#### TASK DESCRIPTION
Copy each line in which the string "circle" occurs.

#### EXTRACTED ENTRIES
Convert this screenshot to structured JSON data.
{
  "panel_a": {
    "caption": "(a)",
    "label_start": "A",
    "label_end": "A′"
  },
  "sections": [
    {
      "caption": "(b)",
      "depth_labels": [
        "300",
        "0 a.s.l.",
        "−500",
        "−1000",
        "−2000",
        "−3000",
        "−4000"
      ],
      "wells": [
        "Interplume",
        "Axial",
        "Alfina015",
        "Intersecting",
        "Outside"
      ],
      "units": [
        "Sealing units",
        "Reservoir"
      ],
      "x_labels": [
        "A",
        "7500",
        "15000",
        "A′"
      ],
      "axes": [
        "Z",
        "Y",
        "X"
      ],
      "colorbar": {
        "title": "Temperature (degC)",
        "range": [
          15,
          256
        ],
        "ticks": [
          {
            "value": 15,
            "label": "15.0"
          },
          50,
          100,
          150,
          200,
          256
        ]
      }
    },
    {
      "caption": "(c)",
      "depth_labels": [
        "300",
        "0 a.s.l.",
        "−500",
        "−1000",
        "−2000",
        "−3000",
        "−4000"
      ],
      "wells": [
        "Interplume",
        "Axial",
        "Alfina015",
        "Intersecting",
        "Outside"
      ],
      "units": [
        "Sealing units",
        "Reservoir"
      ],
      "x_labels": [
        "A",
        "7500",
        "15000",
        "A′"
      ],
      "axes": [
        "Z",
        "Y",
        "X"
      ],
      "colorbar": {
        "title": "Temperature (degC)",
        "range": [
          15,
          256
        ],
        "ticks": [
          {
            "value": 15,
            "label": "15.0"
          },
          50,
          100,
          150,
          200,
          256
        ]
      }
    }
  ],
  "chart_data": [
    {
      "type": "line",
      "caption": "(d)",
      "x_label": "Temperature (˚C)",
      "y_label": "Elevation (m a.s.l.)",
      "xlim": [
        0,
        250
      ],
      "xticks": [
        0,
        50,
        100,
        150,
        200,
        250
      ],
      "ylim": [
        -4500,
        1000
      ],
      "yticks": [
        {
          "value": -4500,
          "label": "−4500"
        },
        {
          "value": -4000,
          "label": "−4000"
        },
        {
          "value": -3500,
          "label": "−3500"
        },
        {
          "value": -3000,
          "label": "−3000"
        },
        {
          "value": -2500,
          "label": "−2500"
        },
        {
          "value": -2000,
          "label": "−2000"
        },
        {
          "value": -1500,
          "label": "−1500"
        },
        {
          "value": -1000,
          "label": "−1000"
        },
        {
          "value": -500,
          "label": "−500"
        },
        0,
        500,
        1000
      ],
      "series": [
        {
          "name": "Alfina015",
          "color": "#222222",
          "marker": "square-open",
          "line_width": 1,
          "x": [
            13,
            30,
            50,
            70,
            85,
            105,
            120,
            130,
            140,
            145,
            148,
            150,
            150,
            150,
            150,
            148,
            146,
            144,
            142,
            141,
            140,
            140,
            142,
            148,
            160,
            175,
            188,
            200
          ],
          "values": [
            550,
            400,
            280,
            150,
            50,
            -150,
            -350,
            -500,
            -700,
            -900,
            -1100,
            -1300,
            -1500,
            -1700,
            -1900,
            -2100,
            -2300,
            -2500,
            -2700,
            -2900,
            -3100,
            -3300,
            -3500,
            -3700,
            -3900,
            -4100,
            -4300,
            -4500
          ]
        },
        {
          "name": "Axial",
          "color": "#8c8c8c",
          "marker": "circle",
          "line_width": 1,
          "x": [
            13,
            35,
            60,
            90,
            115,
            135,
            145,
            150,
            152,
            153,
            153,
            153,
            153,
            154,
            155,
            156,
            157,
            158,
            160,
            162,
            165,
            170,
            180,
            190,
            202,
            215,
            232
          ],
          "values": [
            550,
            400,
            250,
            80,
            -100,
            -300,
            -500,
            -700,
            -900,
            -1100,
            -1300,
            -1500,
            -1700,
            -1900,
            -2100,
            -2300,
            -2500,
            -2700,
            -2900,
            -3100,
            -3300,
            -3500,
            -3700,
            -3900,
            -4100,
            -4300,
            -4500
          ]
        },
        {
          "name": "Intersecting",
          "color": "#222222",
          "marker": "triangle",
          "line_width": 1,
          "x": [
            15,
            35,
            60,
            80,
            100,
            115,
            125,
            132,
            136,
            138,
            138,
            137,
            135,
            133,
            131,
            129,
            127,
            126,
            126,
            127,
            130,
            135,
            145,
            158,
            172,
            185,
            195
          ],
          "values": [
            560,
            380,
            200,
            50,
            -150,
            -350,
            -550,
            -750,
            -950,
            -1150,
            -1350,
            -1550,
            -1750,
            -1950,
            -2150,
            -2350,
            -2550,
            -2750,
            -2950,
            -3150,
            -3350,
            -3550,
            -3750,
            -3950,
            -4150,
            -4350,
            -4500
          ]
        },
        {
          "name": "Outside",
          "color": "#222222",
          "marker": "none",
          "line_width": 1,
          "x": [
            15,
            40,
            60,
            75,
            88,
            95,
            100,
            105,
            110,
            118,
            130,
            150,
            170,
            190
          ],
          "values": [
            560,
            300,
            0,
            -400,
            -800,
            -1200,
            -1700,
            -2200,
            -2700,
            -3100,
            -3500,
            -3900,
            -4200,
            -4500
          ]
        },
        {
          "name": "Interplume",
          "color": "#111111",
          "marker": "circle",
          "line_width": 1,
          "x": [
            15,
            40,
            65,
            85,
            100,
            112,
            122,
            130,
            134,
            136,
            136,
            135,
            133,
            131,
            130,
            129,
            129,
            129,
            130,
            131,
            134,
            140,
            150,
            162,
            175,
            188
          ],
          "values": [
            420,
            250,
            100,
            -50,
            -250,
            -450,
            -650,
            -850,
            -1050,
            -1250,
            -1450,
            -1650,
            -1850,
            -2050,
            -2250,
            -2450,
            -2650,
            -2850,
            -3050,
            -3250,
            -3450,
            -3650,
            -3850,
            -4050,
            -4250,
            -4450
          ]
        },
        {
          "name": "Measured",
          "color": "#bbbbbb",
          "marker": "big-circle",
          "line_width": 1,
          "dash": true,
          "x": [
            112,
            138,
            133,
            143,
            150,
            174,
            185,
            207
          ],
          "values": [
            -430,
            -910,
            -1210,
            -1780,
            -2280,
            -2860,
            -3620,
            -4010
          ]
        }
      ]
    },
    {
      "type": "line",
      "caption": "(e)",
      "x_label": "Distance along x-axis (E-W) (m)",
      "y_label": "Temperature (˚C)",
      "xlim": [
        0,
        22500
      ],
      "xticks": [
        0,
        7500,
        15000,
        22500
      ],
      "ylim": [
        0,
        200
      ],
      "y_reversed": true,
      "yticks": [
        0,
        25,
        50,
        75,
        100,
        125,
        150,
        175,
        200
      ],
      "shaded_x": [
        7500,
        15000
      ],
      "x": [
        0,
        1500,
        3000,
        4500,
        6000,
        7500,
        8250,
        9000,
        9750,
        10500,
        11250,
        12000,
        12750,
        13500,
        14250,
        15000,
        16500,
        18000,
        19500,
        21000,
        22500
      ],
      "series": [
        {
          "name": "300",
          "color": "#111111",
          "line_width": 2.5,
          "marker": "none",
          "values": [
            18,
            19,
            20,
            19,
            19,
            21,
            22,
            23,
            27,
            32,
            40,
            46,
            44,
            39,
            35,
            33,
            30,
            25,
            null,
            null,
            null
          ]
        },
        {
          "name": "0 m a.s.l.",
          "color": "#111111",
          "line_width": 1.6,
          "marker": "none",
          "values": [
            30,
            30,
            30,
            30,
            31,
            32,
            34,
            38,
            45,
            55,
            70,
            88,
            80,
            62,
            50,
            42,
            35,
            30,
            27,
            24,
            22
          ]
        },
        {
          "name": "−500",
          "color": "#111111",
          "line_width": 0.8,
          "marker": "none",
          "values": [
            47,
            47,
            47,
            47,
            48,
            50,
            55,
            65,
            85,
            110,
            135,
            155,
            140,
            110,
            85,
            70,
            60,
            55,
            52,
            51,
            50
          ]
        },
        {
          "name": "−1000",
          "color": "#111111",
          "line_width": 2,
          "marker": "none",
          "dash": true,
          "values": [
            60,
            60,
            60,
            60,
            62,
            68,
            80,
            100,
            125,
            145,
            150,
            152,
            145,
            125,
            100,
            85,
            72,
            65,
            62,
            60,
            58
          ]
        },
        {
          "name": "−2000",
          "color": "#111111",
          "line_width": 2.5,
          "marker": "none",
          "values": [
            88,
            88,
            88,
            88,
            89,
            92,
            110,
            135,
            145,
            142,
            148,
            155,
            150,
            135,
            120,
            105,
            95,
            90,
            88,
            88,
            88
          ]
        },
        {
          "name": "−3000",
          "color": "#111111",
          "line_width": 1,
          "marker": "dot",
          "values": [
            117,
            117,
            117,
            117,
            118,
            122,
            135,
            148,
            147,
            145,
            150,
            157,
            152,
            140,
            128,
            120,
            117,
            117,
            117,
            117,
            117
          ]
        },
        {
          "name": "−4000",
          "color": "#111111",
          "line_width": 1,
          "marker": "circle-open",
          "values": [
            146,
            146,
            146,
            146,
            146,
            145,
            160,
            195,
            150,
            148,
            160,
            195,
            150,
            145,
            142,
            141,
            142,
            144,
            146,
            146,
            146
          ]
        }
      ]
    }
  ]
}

#### ANSWER TO THE EXERCISE
          "marker": "circle",
          "marker": "circle",
          "marker": "big-circle",
          "marker": "circle-open",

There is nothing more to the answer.